Task - Retype all of the entries word for word.

* START Available records *

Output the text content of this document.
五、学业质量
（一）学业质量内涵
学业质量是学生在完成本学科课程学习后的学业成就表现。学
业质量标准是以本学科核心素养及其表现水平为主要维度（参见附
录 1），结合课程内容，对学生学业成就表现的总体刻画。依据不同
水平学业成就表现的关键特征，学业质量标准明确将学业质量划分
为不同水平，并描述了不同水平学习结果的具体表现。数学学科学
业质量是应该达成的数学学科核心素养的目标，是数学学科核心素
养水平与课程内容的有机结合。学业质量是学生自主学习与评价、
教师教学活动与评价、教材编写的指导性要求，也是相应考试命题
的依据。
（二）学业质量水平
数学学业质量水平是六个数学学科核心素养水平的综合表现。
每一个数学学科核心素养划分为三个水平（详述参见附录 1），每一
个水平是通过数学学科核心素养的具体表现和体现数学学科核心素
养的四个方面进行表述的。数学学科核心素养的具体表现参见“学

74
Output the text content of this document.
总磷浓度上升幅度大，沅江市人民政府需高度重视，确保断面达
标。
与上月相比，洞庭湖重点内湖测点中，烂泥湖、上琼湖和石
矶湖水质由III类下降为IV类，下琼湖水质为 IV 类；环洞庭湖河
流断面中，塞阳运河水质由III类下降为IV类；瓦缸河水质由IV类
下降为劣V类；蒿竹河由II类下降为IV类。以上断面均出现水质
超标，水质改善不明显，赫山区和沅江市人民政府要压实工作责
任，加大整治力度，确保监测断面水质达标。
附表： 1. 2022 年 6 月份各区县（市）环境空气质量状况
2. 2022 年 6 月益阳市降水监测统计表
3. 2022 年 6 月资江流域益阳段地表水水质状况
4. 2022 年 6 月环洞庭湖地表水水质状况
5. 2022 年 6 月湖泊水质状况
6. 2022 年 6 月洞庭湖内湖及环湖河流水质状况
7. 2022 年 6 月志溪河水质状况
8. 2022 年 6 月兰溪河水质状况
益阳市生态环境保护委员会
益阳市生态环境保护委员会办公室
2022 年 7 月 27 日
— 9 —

* END Available records *

Written answer -
Output the text content of this document.
五、学业质量
（一）学业质量内涵
学业质量是学生在完成本学科课程学习后的学业成就表现。学
业质量标准是以本学科核心素养及其表现水平为主要维度（参见附
录 1），结合课程内容，对学生学业成就表现的总体刻画。依据不同
水平学业成就表现的关键特征，学业质量标准明确将学业质量划分
为不同水平，并描述了不同水平学习结果的具体表现。数学学科学
业质量是应该达成的数学学科核心素养的目标，是数学学科核心素
养水平与课程内容的有机结合。学业质量是学生自主学习与评价、
教师教学活动与评价、教材编写的指导性要求，也是相应考试命题
的依据。
（二）学业质量水平
数学学业质量水平是六个数学学科核心素养水平的综合表现。
每一个数学学科核心素养划分为三个水平（详述参见附录 1），每一
个水平是通过数学学科核心素养的具体表现和体现数学学科核心素
养的四个方面进行表述的。数学学科核心素养的具体表现参见“学

74
Output the text content of this document.
总磷浓度上升幅度大，沅江市人民政府需高度重视，确保断面达
标。
与上月相比，洞庭湖重点内湖测点中，烂泥湖、上琼湖和石
矶湖水质由III类下降为IV类，下琼湖水质为 IV 类；环洞庭湖河
流断面中，塞阳运河水质由III类下降为IV类；瓦缸河水质由IV类
下降为劣V类；蒿竹河由II类下降为IV类。以上断面均出现水质
超标，水质改善不明显，赫山区和沅江市人民政府要压实工作责
任，加大整治力度，确保监测断面水质达标。
附表： 1. 2022 年 6 月份各区县（市）环境空气质量状况
2. 2022 年 6 月益阳市降水监测统计表
3. 2022 年 6 月资江流域益阳段地表水水质状况
4. 2022 年 6 月环洞庭湖地表水水质状况
5. 2022 年 6 月湖泊水质状况
6. 2022 年 6 月洞庭湖内湖及环湖河流水质状况
7. 2022 年 6 月志溪河水质状况
8. 2022 年 6 月兰溪河水质状况
益阳市生态环境保护委员会
益阳市生态环境保护委员会办公室
2022 年 7 月 27 日
— 9 —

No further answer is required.